> [Excerpt to read]
□ □ □ □

Like the OP says, similar here in that I am a counsellor. I've counseled peodophiles (note, not child abusers but peodophiles) and I've also worked for the police for quite a long time. Perhaps somewhat desensitised to the horror that is humanity.
I also almost took a job (while in the police) categorising indecent imagery/footage. I passed interview, I am pragmatic and knew it would not affect me seeing those things as much as it might the next person. I only didn't take it because the pay was laughable, less than you'd get for working in the contact centre.

Can I ask how you came to work with peadophiles if they were not child abusers? Just curious if these are people who come forward for treatment to avoid offending?

dontgobaconmyheart · 03/04/2023 21:05

Philips always been an odious and dishonest man who hardly stays away from the young men himself (albeit obviously am not accusing him of the same as his brother). It was not that long ago that he was accused of grooming a student at a performing arts school of which he was a patron, said child became and adult and spent an awful lot of time with him in very dubious circumstances until it became reasonably public knowledge and the poor young man was, it seems, hit with NDA's and an injunction. Lots of evidence online for those who wish to look.

□ □ □ □

> [Record excerpts]
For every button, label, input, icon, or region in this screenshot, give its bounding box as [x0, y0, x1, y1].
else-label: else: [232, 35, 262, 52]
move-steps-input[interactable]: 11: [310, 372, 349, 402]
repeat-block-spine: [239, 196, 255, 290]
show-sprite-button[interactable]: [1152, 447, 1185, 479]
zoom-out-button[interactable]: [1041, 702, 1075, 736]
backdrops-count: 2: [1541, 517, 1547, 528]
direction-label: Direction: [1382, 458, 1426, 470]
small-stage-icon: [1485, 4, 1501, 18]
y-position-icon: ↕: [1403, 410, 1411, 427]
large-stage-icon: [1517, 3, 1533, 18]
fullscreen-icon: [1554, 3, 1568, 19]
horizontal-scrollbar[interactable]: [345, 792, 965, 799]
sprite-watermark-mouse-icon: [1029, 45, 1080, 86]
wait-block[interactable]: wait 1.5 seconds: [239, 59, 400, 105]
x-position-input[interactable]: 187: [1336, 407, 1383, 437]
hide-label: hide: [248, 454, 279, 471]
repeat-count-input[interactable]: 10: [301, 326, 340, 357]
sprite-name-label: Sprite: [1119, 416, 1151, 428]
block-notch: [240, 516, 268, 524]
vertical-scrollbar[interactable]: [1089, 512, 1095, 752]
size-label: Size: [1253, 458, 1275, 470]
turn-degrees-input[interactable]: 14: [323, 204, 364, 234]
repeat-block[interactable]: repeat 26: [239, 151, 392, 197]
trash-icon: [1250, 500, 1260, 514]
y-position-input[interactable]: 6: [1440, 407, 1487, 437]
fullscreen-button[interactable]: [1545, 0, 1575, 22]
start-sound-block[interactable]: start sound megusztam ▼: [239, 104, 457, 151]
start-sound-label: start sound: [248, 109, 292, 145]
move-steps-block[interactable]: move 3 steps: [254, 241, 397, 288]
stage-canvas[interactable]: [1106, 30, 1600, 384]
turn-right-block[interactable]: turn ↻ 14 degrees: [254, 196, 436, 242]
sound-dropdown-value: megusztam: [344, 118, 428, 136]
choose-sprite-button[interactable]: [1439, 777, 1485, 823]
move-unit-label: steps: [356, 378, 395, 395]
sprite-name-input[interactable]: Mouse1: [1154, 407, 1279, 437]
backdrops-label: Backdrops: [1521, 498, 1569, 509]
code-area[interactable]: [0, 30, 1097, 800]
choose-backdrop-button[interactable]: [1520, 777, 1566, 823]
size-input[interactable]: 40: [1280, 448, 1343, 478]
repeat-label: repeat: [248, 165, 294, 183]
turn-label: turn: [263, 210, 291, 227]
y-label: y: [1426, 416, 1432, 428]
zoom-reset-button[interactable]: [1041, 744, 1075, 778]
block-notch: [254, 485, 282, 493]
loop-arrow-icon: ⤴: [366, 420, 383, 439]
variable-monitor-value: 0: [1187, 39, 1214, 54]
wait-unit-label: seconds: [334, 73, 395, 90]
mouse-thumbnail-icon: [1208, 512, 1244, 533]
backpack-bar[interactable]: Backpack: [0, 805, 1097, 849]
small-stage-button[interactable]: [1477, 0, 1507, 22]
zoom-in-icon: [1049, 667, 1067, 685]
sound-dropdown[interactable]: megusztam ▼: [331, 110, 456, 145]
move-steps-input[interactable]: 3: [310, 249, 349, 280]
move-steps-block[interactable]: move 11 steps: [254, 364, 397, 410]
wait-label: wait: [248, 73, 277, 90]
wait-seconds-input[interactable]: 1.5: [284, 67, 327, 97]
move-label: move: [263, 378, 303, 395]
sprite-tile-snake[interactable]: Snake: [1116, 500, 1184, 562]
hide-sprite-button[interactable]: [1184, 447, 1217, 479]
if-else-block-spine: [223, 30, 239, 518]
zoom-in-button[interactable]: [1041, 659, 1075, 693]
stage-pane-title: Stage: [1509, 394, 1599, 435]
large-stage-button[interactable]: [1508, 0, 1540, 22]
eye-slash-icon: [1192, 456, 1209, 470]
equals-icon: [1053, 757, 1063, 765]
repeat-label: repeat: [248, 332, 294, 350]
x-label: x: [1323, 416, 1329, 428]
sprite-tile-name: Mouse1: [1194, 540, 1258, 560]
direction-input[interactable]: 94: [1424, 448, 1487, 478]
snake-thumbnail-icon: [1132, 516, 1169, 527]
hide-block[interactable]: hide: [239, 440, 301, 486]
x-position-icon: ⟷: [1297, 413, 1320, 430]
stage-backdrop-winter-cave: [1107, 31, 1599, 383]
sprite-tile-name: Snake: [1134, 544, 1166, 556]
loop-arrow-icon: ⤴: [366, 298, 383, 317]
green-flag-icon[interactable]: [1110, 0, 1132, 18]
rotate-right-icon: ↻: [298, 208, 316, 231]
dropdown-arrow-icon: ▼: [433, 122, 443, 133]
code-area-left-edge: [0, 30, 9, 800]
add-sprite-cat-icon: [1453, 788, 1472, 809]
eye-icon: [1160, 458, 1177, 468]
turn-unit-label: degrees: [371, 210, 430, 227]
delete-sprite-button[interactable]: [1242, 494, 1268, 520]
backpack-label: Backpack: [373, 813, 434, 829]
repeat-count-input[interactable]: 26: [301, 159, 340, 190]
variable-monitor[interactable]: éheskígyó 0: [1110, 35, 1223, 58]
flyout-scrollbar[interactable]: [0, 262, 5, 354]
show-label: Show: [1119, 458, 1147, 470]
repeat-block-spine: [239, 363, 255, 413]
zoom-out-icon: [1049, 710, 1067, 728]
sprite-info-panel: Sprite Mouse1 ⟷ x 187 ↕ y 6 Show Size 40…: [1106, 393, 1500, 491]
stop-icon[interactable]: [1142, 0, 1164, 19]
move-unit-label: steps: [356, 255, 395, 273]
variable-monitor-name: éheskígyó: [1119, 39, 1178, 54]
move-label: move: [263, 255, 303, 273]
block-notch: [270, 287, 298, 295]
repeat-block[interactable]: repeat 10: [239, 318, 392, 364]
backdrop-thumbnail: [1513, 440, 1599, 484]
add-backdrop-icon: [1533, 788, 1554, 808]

□ □ □ □

> [What needs to be done] Change "police" to "prison service" in the forum excerpt, starting at the words "Like the OP" and stopping after "the contact centre.", and give that part of the forum excerpt again. The records have no connection to the forum excerpt.

> [Expected answer]
Like the OP says, similar here in that I am a counsellor. I've counseled peodophiles (note, not child abusers but peodophiles) and I've also worked for the prison service for quite a long time. Perhaps somewhat desensitised to the horror that is humanity.
I also almost took a job (while in the prison service) categorising indecent imagery/footage. I passed interview, I am pragmatic and knew it would not affect me seeing those things as much as it might the next person. I only didn't take it because the pay was laughable, less than you'd get for working in the contact centre.